[BEGIN Listing]

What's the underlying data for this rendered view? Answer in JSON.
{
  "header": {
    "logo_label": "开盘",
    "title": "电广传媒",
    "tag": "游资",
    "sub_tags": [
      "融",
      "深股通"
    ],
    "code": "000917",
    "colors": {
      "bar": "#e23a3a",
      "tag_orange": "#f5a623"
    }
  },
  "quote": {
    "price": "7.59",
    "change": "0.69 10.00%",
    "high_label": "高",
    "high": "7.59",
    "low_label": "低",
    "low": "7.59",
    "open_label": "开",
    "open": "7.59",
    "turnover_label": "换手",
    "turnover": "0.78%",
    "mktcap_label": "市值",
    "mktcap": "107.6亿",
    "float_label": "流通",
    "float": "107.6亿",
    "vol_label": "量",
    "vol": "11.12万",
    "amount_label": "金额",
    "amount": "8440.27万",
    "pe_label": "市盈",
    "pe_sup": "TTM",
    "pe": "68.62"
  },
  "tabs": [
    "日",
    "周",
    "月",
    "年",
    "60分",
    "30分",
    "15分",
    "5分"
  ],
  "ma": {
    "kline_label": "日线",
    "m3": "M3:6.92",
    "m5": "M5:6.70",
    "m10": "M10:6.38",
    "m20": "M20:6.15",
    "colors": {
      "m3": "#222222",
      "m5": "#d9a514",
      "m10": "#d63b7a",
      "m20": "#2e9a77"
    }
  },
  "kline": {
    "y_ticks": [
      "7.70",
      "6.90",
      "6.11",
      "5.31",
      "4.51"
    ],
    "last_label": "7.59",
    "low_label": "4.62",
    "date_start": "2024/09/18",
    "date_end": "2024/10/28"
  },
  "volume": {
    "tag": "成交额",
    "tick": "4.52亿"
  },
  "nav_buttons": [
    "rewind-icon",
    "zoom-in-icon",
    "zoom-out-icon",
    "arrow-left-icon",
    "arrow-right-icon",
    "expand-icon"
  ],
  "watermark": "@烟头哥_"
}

[END Listing]

Give the count of lines that hold the word "icon", with nothing added.

**Answer to the problem:**
6